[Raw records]
-------------------------

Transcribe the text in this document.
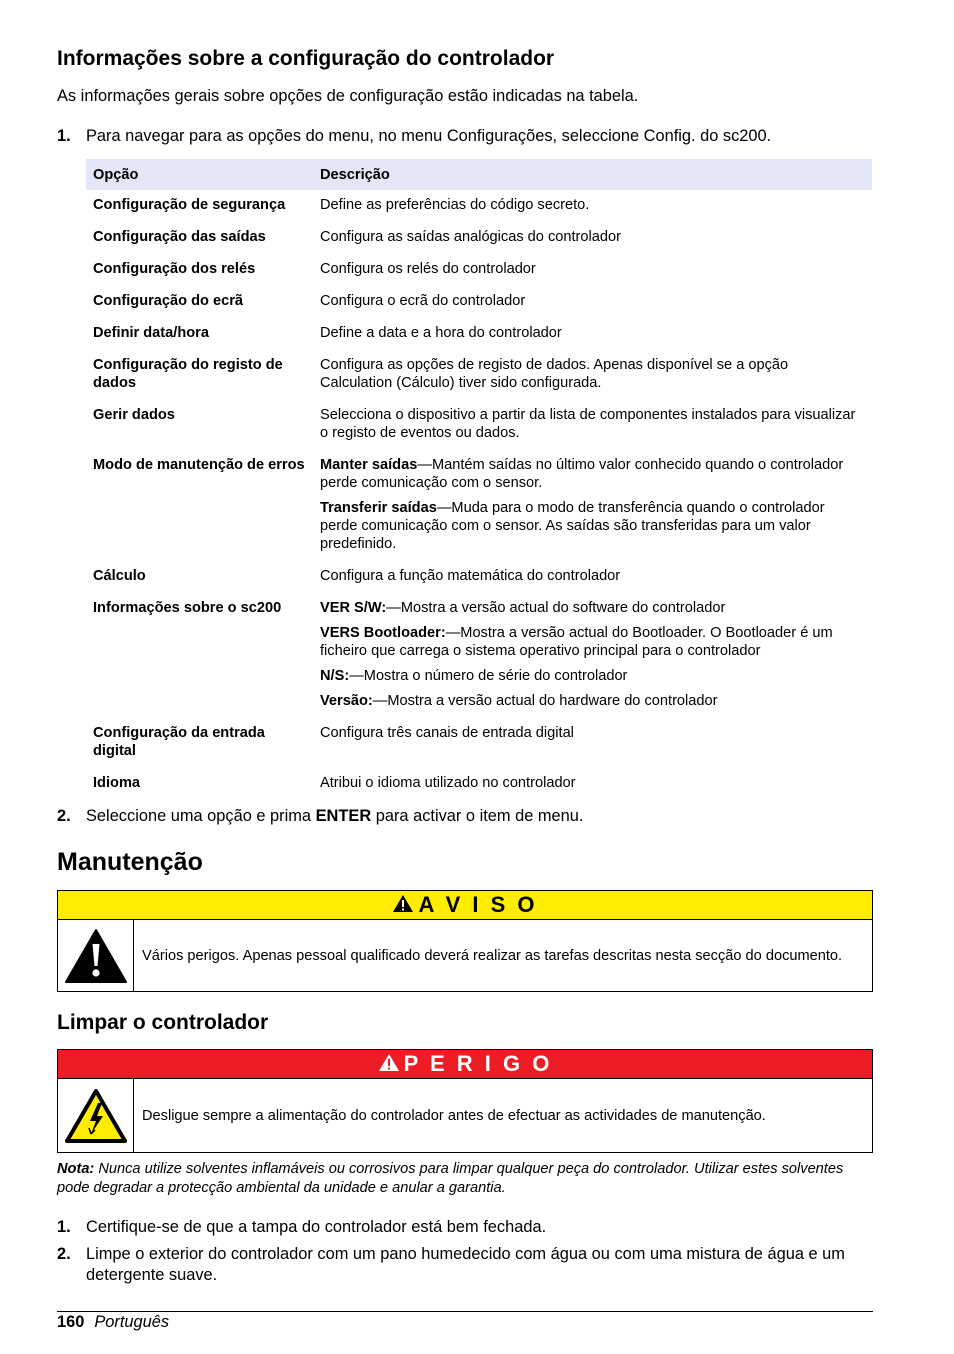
Informações sobre a configuração do controlador

As informações gerais sobre opções de configuração estão indicadas na tabela.

1. Para navegar para as opções do menu, no menu Configurações, seleccione Config. do sc200.
Opção	Descrição
Configuração de segurança	Define as preferências do código secreto.

Configuração das saídas	Configura as saídas analógicas do controlador

Configuração dos relés	Configura os relés do controlador

Configuração do ecrã	Configura o ecrã do controlador

Definir data/hora	Define a data e a hora do controlador

Configuração do registo de dados	Configura as opções de registo de dados. Apenas disponível se a opção Calculation (Cálculo) tiver sido configurada.

Gerir dados	Selecciona o dispositivo a partir da lista de componentes instalados para visualizar o registo de eventos ou dados.

Modo de manutenção de erros	Manter saídas—Mantém saídas no último valor conhecido quando o controlador perde comunicação com o sensor.

Transferir saídas—Muda para o modo de transferência quando o controlador perde comunicação com o sensor. As saídas são transferidas para um valor predefinido.

Cálculo	Configura a função matemática do controlador

Informações sobre o sc200	VER S/W:—Mostra a versão actual do software do controlador

VERS Bootloader:—Mostra a versão actual do Bootloader. O Bootloader é um ficheiro que carrega o sistema operativo principal para o controlador

N/S:—Mostra o número de série do controlador

Versão:—Mostra a versão actual do hardware do controlador

Configuração da entrada digital	Configura três canais de entrada digital

Idioma	Atribui o idioma utilizado no controlador

2. Seleccione uma opção e prima ENTER para activar o item de menu.
Manutenção
A V I S O
Vários perigos. Apenas pessoal qualificado deverá realizar as tarefas descritas nesta secção do documento.
Limpar o controlador
P E R I G O
Desligue sempre a alimentação do controlador antes de efectuar as actividades de manutenção.

Nota: Nunca utilize solventes inflamáveis ou corrosivos para limpar qualquer peça do controlador. Utilizar estes solventes pode degradar a protecção ambiental da unidade e anular a garantia.

1. Certifique-se de que a tampa do controlador está bem fechada.
2. Limpe o exterior do controlador com um pano humedecido com água ou com uma mistura de água e um detergente suave.
160 Português
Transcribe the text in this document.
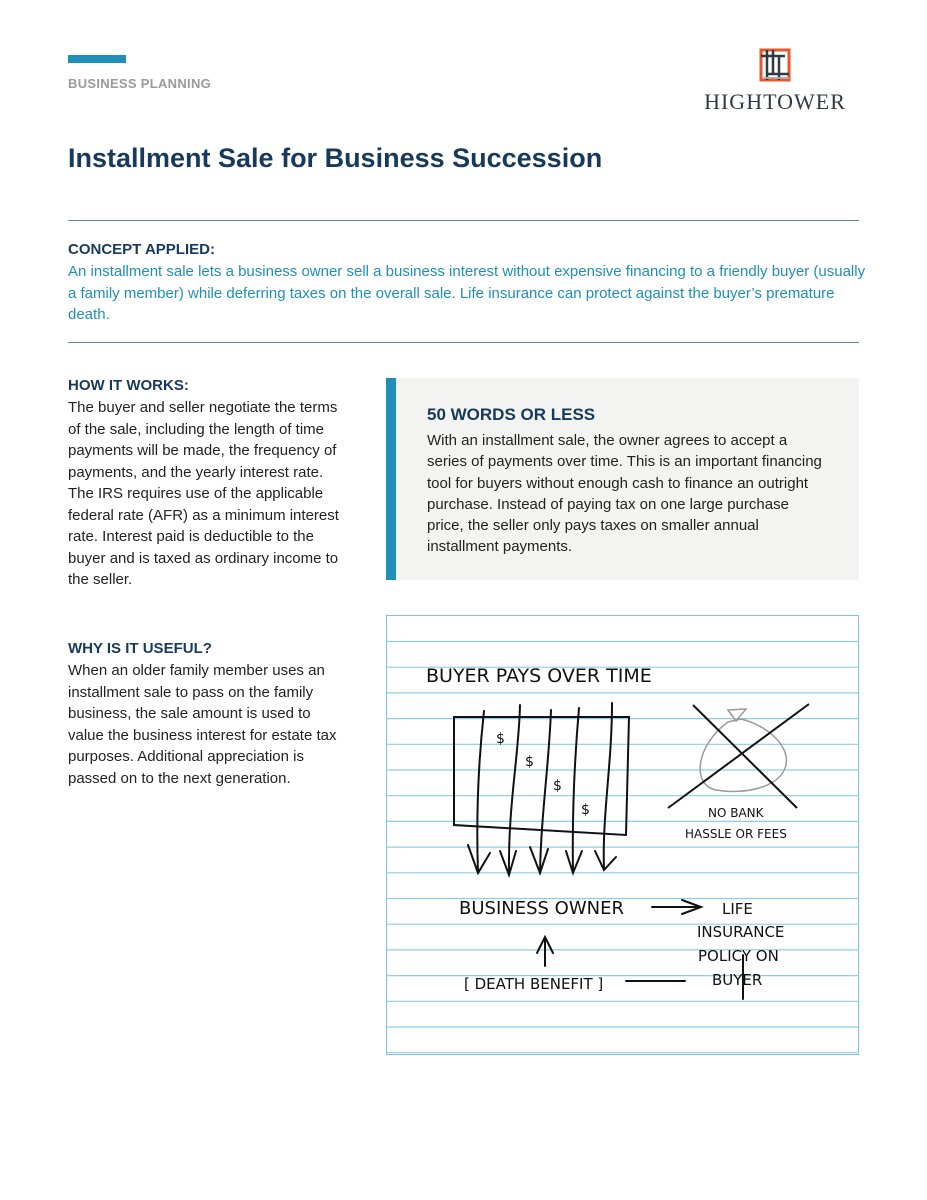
BUSINESS PLANNING
HIGHTOWER
Installment Sale for Business Succession
CONCEPT APPLIED:
An installment sale lets a business owner sell a business interest without expensive financing to a friendly buyer (usually a family member) while deferring taxes on the overall sale. Life insurance can protect against the buyer’s premature death.
HOW IT WORKS:
The buyer and seller negotiate the terms of the sale, including the length of time payments will be made, the frequency of payments, and the yearly interest rate. The IRS requires use of the applicable federal rate (AFR) as a minimum interest rate. Interest paid is deductible to the buyer and is taxed as ordinary income to the seller.
WHY IS IT USEFUL?
When an older family member uses an installment sale to pass on the family business, the sale amount is used to value the business interest for estate tax purposes. Additional appreciation is passed on to the next generation.
50 WORDS OR LESS
With an installment sale, the owner agrees to accept a series of payments over time. This is an important financing tool for buyers without enough cash to finance an outright purchase. Instead of paying tax on one large purchase price, the seller only pays taxes on smaller annual installment payments.
BUYER PAYS OVER TIME
$
$
$
$	NO BANK
HASSLE OR FEES
BUSINESS OWNER	LIFE
INSURANCE
POLICY ON
BUYER
[ DEATH BENEFIT ]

-------------------------

Task brief:
Set down the material above as is, without any pictures.

Solution:
Transcribe the text in this document.
Informações sobre a configuração do controlador

As informações gerais sobre opções de configuração estão indicadas na tabela.

1. Para navegar para as opções do menu, no menu Configurações, seleccione Config. do sc200.
Opção	Descrição
Configuração de segurança	Define as preferências do código secreto.

Configuração das saídas	Configura as saídas analógicas do controlador

Configuração dos relés	Configura os relés do controlador

Configuração do ecrã	Configura o ecrã do controlador

Definir data/hora	Define a data e a hora do controlador

Configuração do registo de dados	Configura as opções de registo de dados. Apenas disponível se a opção Calculation (Cálculo) tiver sido configurada.

Gerir dados	Selecciona o dispositivo a partir da lista de componentes instalados para visualizar o registo de eventos ou dados.

Modo de manutenção de erros	Manter saídas—Mantém saídas no último valor conhecido quando o controlador perde comunicação com o sensor.

Transferir saídas—Muda para o modo de transferência quando o controlador perde comunicação com o sensor. As saídas são transferidas para um valor predefinido.

Cálculo	Configura a função matemática do controlador

Informações sobre o sc200	VER S/W:—Mostra a versão actual do software do controlador

VERS Bootloader:—Mostra a versão actual do Bootloader. O Bootloader é um ficheiro que carrega o sistema operativo principal para o controlador

N/S:—Mostra o número de série do controlador

Versão:—Mostra a versão actual do hardware do controlador

Configuração da entrada digital	Configura três canais de entrada digital

Idioma	Atribui o idioma utilizado no controlador

2. Seleccione uma opção e prima ENTER para activar o item de menu.
Manutenção
A V I S O
Vários perigos. Apenas pessoal qualificado deverá realizar as tarefas descritas nesta secção do documento.
Limpar o controlador
P E R I G O
Desligue sempre a alimentação do controlador antes de efectuar as actividades de manutenção.

Nota: Nunca utilize solventes inflamáveis ou corrosivos para limpar qualquer peça do controlador. Utilizar estes solventes pode degradar a protecção ambiental da unidade e anular a garantia.

1. Certifique-se de que a tampa do controlador está bem fechada.
2. Limpe o exterior do controlador com um pano humedecido com água ou com uma mistura de água e um detergente suave.
160 Português
Transcribe the text in this document.
BUSINESS PLANNING
HIGHTOWER
Installment Sale for Business Succession
CONCEPT APPLIED:
An installment sale lets a business owner sell a business interest without expensive financing to a friendly buyer (usually a family member) while deferring taxes on the overall sale. Life insurance can protect against the buyer’s premature death.
HOW IT WORKS:
The buyer and seller negotiate the terms of the sale, including the length of time payments will be made, the frequency of payments, and the yearly interest rate. The IRS requires use of the applicable federal rate (AFR) as a minimum interest rate. Interest paid is deductible to the buyer and is taxed as ordinary income to the seller.
WHY IS IT USEFUL?
When an older family member uses an installment sale to pass on the family business, the sale amount is used to value the business interest for estate tax purposes. Additional appreciation is passed on to the next generation.
50 WORDS OR LESS
With an installment sale, the owner agrees to accept a series of payments over time. This is an important financing tool for buyers without enough cash to finance an outright purchase. Instead of paying tax on one large purchase price, the seller only pays taxes on smaller annual installment payments.
BUYER PAYS OVER TIME
$
$
$
$	NO BANK
HASSLE OR FEES
BUSINESS OWNER	LIFE
INSURANCE
POLICY ON
BUYER
[ DEATH BENEFIT ]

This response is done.